__Your objective__
Find each line containing the string "purchase" and return it.

--- begin Data for processing ---

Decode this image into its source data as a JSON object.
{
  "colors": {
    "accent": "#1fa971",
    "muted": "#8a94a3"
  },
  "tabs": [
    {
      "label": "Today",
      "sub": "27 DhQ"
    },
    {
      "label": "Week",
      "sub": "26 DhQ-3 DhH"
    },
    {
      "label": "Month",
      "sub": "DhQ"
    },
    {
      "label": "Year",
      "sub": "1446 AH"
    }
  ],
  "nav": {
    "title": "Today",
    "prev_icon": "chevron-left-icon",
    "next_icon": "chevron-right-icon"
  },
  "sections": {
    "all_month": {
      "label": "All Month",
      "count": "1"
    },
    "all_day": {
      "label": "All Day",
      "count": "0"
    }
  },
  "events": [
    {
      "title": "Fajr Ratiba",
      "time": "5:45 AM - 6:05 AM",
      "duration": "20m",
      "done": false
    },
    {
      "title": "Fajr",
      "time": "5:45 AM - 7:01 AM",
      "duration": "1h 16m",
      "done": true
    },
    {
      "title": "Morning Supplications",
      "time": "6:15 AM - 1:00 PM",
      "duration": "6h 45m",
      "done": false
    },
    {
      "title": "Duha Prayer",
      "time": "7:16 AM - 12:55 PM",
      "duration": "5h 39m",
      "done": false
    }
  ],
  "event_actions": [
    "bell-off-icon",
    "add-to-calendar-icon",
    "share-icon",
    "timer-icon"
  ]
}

--- end Data for processing ---
--- begin Data for processing ---

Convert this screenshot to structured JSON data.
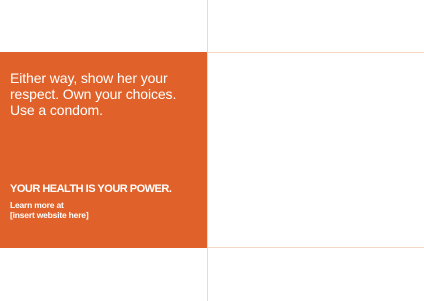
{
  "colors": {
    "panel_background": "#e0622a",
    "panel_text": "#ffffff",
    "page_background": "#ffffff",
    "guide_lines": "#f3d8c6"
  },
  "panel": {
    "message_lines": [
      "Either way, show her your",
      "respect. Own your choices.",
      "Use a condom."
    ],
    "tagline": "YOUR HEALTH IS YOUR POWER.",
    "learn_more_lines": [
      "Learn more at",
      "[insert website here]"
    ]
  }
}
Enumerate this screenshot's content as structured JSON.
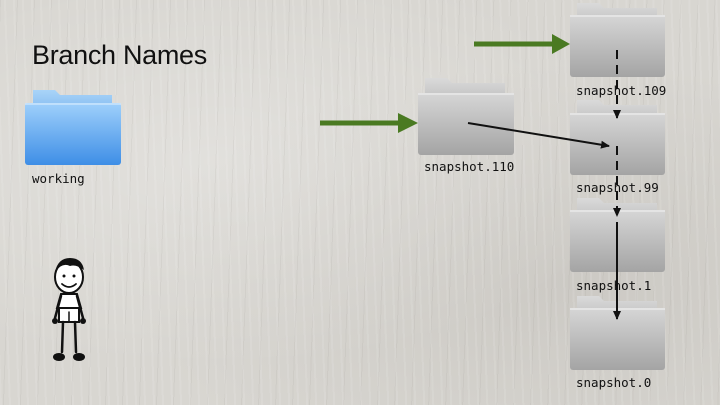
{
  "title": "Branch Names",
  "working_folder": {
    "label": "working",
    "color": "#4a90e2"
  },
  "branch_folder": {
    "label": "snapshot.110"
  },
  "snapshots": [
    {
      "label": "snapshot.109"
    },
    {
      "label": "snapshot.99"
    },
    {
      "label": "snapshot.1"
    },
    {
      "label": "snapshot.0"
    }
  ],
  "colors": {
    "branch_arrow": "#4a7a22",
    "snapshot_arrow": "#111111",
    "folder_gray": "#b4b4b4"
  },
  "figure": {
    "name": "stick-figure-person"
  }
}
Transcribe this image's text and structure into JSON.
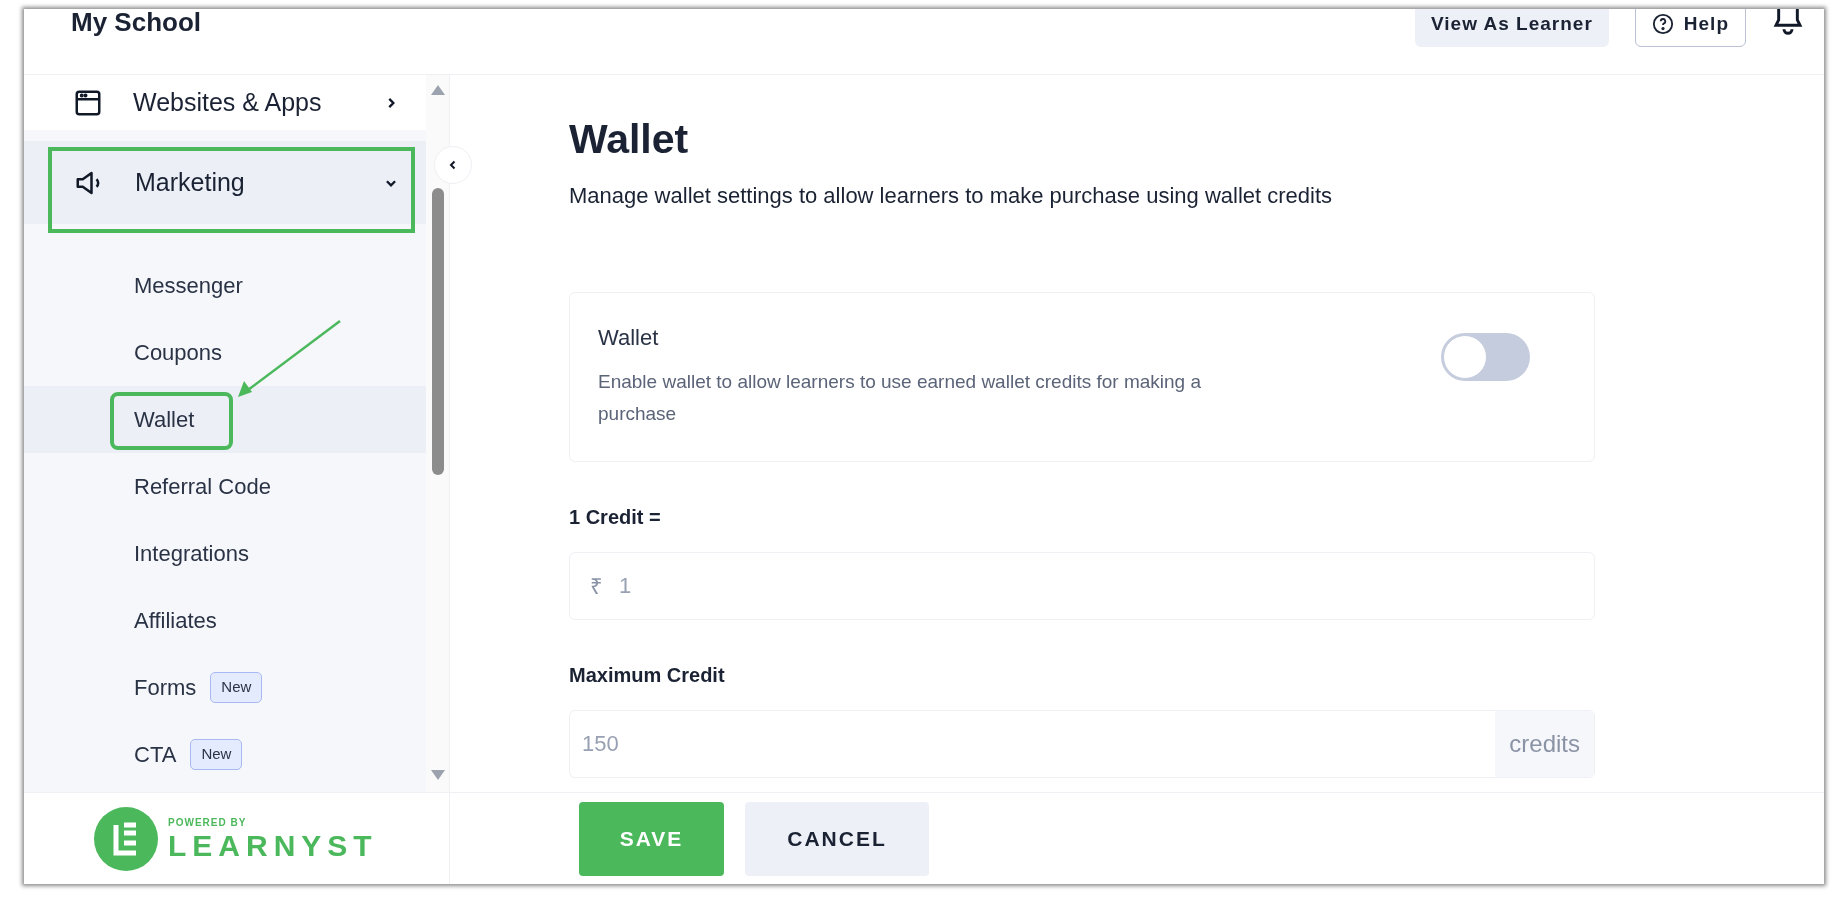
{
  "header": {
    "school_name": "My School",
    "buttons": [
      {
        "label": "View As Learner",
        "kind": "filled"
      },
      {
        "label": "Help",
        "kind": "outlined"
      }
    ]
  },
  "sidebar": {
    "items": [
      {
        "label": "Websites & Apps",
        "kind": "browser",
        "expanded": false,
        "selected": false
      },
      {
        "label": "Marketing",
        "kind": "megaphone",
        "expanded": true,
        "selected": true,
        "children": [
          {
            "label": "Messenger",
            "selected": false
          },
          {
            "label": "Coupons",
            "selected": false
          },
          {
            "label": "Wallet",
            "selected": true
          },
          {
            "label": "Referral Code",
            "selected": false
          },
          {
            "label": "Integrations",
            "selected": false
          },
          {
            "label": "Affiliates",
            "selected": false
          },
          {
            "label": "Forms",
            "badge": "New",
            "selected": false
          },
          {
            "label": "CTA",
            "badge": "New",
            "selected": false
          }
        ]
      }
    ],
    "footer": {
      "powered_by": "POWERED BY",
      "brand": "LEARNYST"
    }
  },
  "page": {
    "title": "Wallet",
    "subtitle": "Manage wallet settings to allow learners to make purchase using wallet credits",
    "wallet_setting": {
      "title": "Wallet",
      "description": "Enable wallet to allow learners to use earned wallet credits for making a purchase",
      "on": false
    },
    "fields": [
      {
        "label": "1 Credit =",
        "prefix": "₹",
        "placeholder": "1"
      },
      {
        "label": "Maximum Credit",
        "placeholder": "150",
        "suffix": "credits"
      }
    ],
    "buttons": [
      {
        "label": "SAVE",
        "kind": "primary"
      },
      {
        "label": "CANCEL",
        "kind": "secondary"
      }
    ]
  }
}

--- end Data for processing ---

__Answer to this exercise__
    "subtitle": "Manage wallet settings to allow learners to make purchase using wallet credits",
      "description": "Enable wallet to allow learners to use earned wallet credits for making a purchase",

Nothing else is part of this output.